==== The data ====
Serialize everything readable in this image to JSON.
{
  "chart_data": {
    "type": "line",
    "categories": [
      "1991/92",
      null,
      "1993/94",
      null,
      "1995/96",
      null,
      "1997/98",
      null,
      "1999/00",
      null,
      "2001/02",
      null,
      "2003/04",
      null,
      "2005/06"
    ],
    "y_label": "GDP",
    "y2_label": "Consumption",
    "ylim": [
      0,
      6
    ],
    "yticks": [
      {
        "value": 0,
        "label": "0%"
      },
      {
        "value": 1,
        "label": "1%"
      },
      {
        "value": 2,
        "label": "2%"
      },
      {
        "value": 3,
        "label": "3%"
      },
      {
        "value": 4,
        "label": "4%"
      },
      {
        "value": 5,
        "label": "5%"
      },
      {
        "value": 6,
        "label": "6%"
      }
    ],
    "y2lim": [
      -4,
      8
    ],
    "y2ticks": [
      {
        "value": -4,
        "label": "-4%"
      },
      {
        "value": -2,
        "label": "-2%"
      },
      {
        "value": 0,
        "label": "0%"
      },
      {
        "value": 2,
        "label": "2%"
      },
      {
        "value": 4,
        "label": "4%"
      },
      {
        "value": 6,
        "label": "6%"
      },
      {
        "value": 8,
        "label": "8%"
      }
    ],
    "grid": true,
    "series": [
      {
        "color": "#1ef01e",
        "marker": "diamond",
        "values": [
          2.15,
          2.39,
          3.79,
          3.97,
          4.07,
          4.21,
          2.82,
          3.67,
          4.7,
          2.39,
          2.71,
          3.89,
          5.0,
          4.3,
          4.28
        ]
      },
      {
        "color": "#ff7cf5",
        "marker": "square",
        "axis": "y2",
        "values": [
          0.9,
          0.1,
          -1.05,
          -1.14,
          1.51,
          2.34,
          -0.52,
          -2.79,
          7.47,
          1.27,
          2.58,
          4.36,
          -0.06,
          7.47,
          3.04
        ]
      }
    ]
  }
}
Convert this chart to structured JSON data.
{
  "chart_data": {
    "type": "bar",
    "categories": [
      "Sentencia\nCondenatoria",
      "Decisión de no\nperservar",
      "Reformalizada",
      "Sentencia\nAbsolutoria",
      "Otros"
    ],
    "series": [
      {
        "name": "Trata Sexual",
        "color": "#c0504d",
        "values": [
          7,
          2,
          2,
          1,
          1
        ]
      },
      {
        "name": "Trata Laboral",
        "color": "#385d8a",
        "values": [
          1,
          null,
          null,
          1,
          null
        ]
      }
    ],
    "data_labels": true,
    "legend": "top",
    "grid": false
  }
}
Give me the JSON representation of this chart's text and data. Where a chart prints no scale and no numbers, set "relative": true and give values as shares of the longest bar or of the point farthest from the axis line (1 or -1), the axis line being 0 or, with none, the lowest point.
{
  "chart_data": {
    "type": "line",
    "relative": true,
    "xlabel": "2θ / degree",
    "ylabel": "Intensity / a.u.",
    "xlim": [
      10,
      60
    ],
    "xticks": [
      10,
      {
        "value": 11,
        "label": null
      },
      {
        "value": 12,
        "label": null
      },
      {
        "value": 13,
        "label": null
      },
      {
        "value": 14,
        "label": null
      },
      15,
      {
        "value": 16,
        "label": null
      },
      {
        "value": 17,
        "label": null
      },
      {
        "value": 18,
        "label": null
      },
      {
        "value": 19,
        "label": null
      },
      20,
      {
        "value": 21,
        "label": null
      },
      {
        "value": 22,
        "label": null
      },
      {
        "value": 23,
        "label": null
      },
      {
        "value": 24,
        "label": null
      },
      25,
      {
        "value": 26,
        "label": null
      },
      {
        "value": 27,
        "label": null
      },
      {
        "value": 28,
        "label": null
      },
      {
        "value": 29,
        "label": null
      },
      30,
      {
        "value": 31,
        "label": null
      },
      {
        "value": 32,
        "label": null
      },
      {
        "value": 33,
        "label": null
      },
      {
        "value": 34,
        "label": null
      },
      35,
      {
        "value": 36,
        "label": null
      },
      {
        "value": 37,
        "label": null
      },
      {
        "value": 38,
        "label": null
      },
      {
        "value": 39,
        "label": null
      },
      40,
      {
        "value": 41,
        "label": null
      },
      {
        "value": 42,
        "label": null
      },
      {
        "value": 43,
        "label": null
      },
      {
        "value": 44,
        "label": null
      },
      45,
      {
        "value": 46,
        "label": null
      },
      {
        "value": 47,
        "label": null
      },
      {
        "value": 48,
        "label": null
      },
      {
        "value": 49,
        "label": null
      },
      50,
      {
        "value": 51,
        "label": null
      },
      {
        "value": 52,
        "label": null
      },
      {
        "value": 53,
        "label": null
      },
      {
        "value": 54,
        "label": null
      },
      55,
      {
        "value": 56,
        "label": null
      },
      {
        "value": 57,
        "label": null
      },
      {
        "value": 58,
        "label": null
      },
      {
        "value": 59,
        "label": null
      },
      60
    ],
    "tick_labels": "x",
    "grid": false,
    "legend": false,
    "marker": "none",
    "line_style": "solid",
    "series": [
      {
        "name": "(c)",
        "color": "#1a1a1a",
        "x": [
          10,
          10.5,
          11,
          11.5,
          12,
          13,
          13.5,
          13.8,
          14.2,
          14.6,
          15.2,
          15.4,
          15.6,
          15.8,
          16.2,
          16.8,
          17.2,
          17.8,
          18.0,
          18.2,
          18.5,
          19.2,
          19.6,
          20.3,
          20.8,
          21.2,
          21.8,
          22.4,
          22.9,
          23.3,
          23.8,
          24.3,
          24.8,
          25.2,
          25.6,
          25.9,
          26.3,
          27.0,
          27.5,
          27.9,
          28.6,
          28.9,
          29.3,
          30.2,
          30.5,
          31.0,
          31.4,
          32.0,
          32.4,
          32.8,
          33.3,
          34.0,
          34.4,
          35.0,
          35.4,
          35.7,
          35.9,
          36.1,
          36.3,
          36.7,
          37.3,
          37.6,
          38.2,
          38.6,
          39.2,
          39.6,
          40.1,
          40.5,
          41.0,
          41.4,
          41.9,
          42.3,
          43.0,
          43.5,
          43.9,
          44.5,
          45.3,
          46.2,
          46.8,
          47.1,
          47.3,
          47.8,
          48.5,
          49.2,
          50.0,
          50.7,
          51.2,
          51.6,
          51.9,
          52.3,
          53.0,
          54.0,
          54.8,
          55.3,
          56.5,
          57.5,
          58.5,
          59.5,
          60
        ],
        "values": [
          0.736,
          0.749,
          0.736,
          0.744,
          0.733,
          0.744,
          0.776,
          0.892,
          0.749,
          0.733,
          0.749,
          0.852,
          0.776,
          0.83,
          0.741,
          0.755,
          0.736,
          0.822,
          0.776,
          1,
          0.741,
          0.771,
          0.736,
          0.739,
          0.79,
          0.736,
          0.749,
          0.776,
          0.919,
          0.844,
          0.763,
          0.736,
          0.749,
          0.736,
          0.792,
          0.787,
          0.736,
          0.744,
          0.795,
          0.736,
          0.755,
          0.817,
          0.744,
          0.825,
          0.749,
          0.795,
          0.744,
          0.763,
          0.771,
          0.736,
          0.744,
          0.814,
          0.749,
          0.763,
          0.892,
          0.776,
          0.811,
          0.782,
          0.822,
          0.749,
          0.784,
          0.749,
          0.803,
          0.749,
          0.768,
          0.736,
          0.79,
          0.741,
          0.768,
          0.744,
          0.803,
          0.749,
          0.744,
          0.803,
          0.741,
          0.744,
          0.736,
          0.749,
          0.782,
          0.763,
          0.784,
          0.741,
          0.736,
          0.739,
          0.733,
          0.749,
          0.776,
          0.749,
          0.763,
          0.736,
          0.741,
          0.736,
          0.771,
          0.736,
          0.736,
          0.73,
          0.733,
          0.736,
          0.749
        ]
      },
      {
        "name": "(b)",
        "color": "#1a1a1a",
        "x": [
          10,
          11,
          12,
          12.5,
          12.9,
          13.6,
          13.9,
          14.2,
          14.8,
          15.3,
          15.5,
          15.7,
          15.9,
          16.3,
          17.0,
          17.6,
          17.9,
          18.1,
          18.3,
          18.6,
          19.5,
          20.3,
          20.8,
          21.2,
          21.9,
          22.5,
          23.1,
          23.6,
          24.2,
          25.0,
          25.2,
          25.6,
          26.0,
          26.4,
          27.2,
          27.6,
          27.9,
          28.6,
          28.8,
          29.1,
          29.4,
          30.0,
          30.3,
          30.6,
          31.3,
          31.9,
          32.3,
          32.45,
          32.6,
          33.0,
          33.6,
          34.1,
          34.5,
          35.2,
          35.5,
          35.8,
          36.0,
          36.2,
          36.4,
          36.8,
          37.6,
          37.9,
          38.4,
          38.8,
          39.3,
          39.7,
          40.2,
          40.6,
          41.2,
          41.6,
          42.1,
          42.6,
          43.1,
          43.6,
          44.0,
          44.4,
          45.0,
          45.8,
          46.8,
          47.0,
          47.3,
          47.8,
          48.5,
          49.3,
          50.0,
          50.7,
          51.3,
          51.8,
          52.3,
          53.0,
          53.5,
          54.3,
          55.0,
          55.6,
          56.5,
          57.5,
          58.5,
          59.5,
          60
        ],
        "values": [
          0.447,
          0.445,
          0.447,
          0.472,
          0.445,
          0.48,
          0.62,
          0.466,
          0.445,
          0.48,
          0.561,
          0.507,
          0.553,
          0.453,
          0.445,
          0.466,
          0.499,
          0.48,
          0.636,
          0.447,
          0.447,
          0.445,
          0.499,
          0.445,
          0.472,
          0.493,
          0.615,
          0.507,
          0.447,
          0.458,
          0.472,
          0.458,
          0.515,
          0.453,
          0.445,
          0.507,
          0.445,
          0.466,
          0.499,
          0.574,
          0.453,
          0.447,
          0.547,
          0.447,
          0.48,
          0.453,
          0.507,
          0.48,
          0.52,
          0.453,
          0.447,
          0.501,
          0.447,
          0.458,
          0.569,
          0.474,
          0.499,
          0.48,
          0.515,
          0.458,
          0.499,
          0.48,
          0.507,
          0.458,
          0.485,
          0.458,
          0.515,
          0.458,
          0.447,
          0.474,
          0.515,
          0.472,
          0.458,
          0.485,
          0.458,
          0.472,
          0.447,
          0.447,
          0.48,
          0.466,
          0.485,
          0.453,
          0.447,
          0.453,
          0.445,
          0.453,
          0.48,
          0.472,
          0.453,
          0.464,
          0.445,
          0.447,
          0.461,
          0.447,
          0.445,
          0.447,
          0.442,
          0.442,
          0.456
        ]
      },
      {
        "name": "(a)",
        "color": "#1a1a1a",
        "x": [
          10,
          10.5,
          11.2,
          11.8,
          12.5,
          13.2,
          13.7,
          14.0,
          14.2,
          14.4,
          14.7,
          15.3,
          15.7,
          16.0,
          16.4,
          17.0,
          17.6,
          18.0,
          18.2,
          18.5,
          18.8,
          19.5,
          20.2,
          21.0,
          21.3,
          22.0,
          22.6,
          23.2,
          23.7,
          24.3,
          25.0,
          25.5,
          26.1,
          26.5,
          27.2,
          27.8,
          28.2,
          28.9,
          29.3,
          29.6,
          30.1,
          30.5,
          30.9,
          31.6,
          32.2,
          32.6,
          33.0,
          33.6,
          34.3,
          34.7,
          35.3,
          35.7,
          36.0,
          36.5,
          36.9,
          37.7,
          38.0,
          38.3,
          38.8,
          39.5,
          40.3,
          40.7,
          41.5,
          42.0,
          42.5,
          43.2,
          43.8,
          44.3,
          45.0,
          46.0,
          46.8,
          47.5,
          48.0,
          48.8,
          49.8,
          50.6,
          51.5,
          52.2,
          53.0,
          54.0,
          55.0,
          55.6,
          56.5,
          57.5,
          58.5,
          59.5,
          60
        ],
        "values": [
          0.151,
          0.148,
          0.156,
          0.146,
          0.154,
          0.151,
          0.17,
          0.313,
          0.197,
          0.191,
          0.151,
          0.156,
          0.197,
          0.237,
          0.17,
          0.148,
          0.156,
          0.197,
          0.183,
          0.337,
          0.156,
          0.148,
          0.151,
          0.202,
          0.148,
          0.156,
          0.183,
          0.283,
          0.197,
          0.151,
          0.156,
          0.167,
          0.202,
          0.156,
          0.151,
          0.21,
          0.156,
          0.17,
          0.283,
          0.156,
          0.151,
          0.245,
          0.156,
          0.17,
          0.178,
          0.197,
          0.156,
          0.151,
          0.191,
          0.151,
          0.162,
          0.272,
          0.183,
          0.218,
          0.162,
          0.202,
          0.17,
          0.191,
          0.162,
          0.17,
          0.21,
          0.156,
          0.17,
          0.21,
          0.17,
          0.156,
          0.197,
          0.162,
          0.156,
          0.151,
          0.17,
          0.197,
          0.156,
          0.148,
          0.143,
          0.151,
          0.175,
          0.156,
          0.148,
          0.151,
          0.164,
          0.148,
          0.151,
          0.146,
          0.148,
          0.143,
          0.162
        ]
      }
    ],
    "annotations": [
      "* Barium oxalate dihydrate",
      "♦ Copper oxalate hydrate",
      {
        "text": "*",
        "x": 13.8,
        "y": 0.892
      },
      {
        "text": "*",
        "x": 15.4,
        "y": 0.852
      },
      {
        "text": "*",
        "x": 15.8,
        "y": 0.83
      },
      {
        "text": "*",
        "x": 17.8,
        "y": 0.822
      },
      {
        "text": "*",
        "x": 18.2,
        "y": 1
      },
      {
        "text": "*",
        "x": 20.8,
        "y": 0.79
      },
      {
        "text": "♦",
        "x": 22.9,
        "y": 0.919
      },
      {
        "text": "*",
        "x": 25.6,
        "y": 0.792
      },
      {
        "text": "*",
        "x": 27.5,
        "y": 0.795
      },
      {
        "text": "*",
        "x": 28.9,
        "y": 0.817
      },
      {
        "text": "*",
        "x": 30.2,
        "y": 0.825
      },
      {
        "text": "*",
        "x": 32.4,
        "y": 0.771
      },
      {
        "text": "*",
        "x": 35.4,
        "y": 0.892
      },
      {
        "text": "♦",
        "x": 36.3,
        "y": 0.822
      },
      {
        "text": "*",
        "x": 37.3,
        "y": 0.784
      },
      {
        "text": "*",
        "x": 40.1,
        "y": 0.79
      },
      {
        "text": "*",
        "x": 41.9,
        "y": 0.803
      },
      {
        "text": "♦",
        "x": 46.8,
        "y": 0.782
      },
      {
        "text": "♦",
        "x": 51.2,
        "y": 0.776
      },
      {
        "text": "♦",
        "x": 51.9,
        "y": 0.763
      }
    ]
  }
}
====
* Request *
Work out how many lines above have the string "name" in them, and give only the number.

* Output below *
5